-- BEGIN --

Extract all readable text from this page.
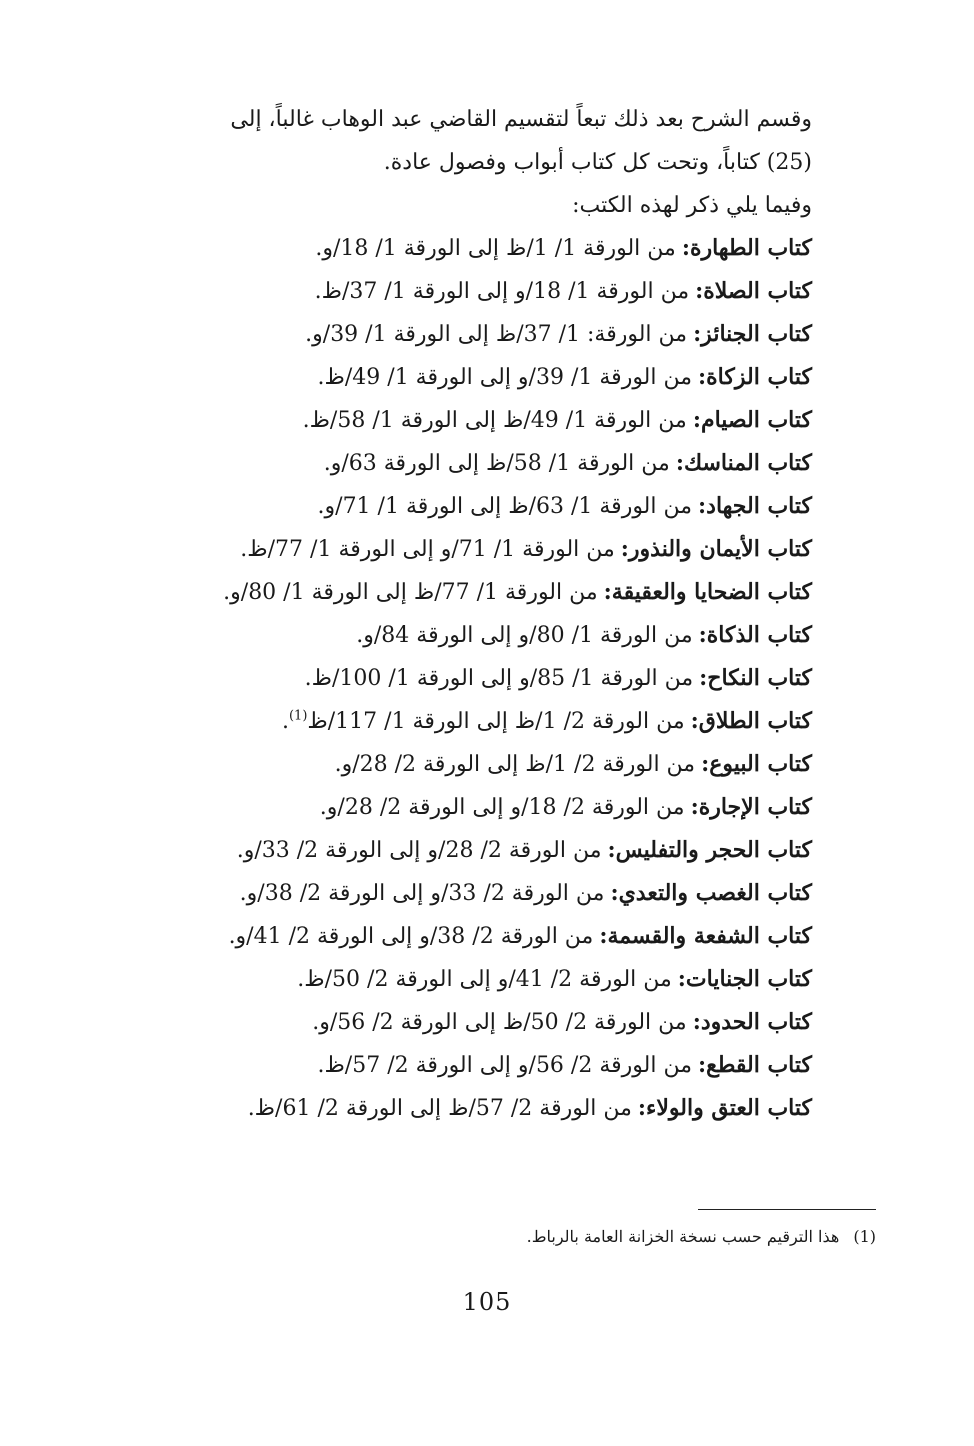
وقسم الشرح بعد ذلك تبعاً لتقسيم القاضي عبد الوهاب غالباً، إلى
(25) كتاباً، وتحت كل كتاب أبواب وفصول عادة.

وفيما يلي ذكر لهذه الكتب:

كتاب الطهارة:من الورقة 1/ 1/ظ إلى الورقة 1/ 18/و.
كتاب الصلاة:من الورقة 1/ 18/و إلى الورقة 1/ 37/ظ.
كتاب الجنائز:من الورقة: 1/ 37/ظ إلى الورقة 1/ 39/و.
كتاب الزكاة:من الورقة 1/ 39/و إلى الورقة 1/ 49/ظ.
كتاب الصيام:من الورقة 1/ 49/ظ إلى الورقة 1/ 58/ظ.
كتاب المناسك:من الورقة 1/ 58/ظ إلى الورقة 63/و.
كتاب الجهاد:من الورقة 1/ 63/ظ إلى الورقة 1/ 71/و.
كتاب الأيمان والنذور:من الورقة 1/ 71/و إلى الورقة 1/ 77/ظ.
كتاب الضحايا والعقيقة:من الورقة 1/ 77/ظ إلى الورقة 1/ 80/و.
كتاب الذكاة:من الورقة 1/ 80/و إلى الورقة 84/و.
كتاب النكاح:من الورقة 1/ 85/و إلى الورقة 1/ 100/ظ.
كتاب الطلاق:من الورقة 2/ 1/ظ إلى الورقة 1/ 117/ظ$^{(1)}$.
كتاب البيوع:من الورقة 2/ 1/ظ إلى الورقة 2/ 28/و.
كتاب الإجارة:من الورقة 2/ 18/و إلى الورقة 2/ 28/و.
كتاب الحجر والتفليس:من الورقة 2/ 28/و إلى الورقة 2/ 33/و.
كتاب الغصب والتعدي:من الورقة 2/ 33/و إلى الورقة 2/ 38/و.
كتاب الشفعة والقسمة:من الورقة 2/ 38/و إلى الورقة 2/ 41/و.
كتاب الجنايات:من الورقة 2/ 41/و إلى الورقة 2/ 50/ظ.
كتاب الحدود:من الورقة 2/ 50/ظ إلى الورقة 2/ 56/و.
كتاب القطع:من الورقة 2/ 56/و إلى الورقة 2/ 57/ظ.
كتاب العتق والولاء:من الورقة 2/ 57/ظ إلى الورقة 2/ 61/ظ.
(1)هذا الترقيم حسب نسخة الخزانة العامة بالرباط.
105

-- END --

# WHAT YOU SHOULD DO
Copy each line of the records precisely and drop any images they hold.

# COMPLETE ANSWER
Extract all readable text from this page.
وقسم الشرح بعد ذلك تبعاً لتقسيم القاضي عبد الوهاب غالباً، إلى
(25) كتاباً، وتحت كل كتاب أبواب وفصول عادة.

وفيما يلي ذكر لهذه الكتب:

كتاب الطهارة:من الورقة 1/ 1/ظ إلى الورقة 1/ 18/و.
كتاب الصلاة:من الورقة 1/ 18/و إلى الورقة 1/ 37/ظ.
كتاب الجنائز:من الورقة: 1/ 37/ظ إلى الورقة 1/ 39/و.
كتاب الزكاة:من الورقة 1/ 39/و إلى الورقة 1/ 49/ظ.
كتاب الصيام:من الورقة 1/ 49/ظ إلى الورقة 1/ 58/ظ.
كتاب المناسك:من الورقة 1/ 58/ظ إلى الورقة 63/و.
كتاب الجهاد:من الورقة 1/ 63/ظ إلى الورقة 1/ 71/و.
كتاب الأيمان والنذور:من الورقة 1/ 71/و إلى الورقة 1/ 77/ظ.
كتاب الضحايا والعقيقة:من الورقة 1/ 77/ظ إلى الورقة 1/ 80/و.
كتاب الذكاة:من الورقة 1/ 80/و إلى الورقة 84/و.
كتاب النكاح:من الورقة 1/ 85/و إلى الورقة 1/ 100/ظ.
كتاب الطلاق:من الورقة 2/ 1/ظ إلى الورقة 1/ 117/ظ$^{(1)}$.
كتاب البيوع:من الورقة 2/ 1/ظ إلى الورقة 2/ 28/و.
كتاب الإجارة:من الورقة 2/ 18/و إلى الورقة 2/ 28/و.
كتاب الحجر والتفليس:من الورقة 2/ 28/و إلى الورقة 2/ 33/و.
كتاب الغصب والتعدي:من الورقة 2/ 33/و إلى الورقة 2/ 38/و.
كتاب الشفعة والقسمة:من الورقة 2/ 38/و إلى الورقة 2/ 41/و.
كتاب الجنايات:من الورقة 2/ 41/و إلى الورقة 2/ 50/ظ.
كتاب الحدود:من الورقة 2/ 50/ظ إلى الورقة 2/ 56/و.
كتاب القطع:من الورقة 2/ 56/و إلى الورقة 2/ 57/ظ.
كتاب العتق والولاء:من الورقة 2/ 57/ظ إلى الورقة 2/ 61/ظ.
(1)هذا الترقيم حسب نسخة الخزانة العامة بالرباط.
105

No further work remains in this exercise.